SECOND SECTION

CASE OF OVCHARENKO v. UKRAINE

(Application no. 5578/03)

JUDGMENT

STRASBOURG

22 November 2005

FINAL

22/02/2006

This judgment will become final in the circumstances set out in Article 44 § 2 of the Convention. It may be subject to editorial revision.

 

In the case of Ovcharenko v. Ukraine,

The European Court of Human Rights (Second Section), sitting as a Chamber composed of:

Mr J.-P. Costa, President
 Mr I. Cabral Barreto
 Mr K. Jungwiert
 Mr V. Butkevych
 Mr M. Ugrekhelidze
 Mrs A. Mularoni, 
 Mrs E. Fura-Sandström, judges
and Mrs S. Dollé, Section Registrar,

Having deliberated in private on 3 November 2005,

Delivers the following judgment, which was adopted on that date:

PROCEDURE

1.  The case originated in an application (no. 5578/03) against Ukraine lodged with the Court under Article 34 of the Convention for the Protection of Human Rights and Fundamental Freedoms (“the Convention”) by a Ukrainian national, Mr Viktor Sergeyevich Ovcharenko (“the applicant”), on 30 January 2003.

2.  The Ukrainian Government (“the Government”) were represented by their Agent, Mrs V. Lutkovska.

3.  On 9 September 2004 the Court decided to communicate the application to the Government. Under the provisions of Article 29 § 3 of the Convention, it decided to examine the merits of the application at the same time as its admissibility.

THE FACTS

I.  THE CIRCUMSTANCES OF THE CASE

4.  The applicant was born in 1946 and lives in the city of Lugansk, Ukraine.

5.  On 17 April 2000 the Leninsky District Court of Lugansk ordered the State Enterprise “Luganskyi Stankobudivnyi Zavod” to pay the applicant UAH 1,219.101 in salary arrears and other payments.

6.  On 20 July 2000 the Leninsky District Bailiffs’ Service instituted enforcement proceedings in respect of that judgment.

7.  In May 2001 the applicant lodged with the Leninsky District Court of Lugansk a complaint alleging the unlawfulness of the Bailiffs’ Service’s inactivity in respect of the enforcement of the judgment in his favour. On 15 May 2001 the court found against the applicant, finding no fault on the part of the Bailiffs. The applicant did not appeal in cassation against that decision.

8.  In March 2002 the applicant instituted proceedings in the same court against the Bailiffs’ Service seeking compensation for failure to enforce the judgment. On 7 May 2002 the court rejected the applicant’s claim as being unsubstantiated.

9.  On 12 September 2002 and 5 May 2003, respectively, the Lugansk Regional Court of Appeal and the Supreme Court of Ukraine upheld the judgment of 7 May 2002.

10.  In two instalments of 11 and 27 October 2004 the amount of the judgment debt was transferred to the Bailiffs’ deposit account. On the same dates the applicant was invited to provide the Bailiffs’ Service with his bank account details in order that they transfer the amount of the award.

11.  The applicant informed the Bailiffs’ Service that he did not wish to take the money before the Court decided on his application.

* **Exercise instructions**:
**A.** Answer these questions about the judgment above:
(i) On what date did the applicant lodge his application with the Court?
(ii) Which court ordered the State Enterprise to pay the applicant salary arrears on 17 April 2000?
(iii) On what date did the Chamber deliberate in private?
**B.** Express the lines of the records as a JSON list of strings, one string per line and blank lines omitted. Begin at the first line of the records and stop after the line containing "537, 146, 548]".
The records that come next are unrelated to the judgment above.

* **Data entries**:

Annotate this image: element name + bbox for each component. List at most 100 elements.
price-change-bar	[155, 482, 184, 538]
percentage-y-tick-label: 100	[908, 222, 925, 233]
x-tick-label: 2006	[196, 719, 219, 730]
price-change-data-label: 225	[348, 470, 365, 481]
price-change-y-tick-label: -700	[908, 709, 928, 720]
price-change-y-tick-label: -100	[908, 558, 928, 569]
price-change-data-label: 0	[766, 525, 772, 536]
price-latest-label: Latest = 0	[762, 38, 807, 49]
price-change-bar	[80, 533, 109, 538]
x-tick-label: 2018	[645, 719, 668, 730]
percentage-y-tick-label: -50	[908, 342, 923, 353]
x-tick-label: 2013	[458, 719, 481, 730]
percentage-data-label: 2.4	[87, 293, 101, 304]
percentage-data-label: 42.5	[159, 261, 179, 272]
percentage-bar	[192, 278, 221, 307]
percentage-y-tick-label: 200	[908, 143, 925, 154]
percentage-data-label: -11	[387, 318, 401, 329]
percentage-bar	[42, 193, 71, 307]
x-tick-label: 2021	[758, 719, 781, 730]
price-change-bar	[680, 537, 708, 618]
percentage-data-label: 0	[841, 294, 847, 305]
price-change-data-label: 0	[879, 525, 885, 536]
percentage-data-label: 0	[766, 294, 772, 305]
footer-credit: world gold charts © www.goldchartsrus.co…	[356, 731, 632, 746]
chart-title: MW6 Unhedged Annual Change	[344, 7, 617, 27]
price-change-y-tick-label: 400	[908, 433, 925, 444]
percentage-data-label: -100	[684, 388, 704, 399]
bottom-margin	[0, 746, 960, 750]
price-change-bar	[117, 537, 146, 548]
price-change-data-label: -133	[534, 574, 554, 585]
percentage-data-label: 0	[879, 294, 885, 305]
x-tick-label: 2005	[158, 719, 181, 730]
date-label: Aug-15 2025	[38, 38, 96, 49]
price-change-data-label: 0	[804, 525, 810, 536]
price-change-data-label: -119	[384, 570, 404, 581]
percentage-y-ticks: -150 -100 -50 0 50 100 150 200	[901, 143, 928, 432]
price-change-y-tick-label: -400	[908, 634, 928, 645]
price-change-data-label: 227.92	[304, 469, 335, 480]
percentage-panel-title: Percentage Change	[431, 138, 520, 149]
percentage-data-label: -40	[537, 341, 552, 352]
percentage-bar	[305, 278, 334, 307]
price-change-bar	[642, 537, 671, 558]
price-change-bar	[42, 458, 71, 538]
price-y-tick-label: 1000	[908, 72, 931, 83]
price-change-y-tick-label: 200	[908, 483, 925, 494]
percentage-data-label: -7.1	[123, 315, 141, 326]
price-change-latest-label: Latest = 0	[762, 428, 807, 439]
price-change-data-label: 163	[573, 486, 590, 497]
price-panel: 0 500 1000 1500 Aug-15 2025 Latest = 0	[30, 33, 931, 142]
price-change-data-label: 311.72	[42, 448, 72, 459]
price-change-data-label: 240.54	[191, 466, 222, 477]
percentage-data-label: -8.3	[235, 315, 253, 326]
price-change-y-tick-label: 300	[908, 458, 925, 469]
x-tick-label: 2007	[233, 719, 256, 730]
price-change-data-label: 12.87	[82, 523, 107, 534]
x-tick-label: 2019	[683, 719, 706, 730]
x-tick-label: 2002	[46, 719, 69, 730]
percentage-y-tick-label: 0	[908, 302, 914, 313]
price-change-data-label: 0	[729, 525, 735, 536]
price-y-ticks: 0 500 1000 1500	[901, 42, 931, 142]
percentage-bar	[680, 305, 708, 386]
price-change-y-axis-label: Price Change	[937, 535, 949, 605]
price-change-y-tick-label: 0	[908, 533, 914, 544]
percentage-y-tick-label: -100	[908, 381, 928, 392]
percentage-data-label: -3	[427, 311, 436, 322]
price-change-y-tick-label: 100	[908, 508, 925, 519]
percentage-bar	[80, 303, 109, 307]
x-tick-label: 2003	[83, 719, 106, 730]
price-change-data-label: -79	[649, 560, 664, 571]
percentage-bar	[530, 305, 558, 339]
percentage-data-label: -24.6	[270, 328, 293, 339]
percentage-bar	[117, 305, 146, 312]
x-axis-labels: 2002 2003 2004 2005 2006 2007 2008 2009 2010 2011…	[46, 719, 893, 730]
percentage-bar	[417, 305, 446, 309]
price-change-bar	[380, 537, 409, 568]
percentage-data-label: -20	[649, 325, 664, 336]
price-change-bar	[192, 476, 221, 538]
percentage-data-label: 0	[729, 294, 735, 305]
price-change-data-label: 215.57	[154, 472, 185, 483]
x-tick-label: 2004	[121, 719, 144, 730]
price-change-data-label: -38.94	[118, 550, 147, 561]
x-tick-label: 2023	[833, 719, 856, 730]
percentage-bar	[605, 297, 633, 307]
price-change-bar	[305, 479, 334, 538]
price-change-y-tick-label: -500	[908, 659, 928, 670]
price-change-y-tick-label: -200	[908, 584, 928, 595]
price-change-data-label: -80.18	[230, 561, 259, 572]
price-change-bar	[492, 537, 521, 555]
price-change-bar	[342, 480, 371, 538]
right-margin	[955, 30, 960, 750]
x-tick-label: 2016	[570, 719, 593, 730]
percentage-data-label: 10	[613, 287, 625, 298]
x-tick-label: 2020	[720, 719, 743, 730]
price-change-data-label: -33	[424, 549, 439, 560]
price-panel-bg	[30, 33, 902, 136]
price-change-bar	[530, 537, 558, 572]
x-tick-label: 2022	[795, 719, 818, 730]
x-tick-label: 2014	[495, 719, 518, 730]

* **Task-by-task outputs**:
**A.**
(i) 30 January 2003
(ii) The Leninsky District Court of Lugansk
(iii) 3 November 2005

**B.**
[
  "Annotate this image: element name + bbox for each component. List at most 100 elements.",
  "price-change-bar\t[155, 482, 184, 538]",
  "percentage-y-tick-label: 100\t[908, 222, 925, 233]",
  "x-tick-label: 2006\t[196, 719, 219, 730]",
  "price-change-data-label: 225\t[348, 470, 365, 481]",
  "price-change-y-tick-label: -700\t[908, 709, 928, 720]",
  "price-change-y-tick-label: -100\t[908, 558, 928, 569]",
  "price-change-data-label: 0\t[766, 525, 772, 536]",
  "price-latest-label: Latest = 0\t[762, 38, 807, 49]",
  "price-change-bar\t[80, 533, 109, 538]",
  "x-tick-label: 2018\t[645, 719, 668, 730]",
  "percentage-y-tick-label: -50\t[908, 342, 923, 353]",
  "x-tick-label: 2013\t[458, 719, 481, 730]",
  "percentage-data-label: 2.4\t[87, 293, 101, 304]",
  "percentage-data-label: 42.5\t[159, 261, 179, 272]",
  "percentage-bar\t[192, 278, 221, 307]",
  "percentage-y-tick-label: 200\t[908, 143, 925, 154]",
  "percentage-data-label: -11\t[387, 318, 401, 329]",
  "percentage-bar\t[42, 193, 71, 307]",
  "x-tick-label: 2021\t[758, 719, 781, 730]",
  "price-change-bar\t[680, 537, 708, 618]",
  "percentage-data-label: 0\t[841, 294, 847, 305]",
  "price-change-data-label: 0\t[879, 525, 885, 536]",
  "percentage-data-label: 0\t[766, 294, 772, 305]",
  "footer-credit: world gold charts © www.goldchartsrus.co…\t[356, 731, 632, 746]",
  "chart-title: MW6 Unhedged Annual Change\t[344, 7, 617, 27]",
  "price-change-y-tick-label: 400\t[908, 433, 925, 444]",
  "percentage-data-label: -100\t[684, 388, 704, 399]",
  "bottom-margin\t[0, 746, 960, 750]",
  "price-change-bar\t[117, 537, 146, 548]"
]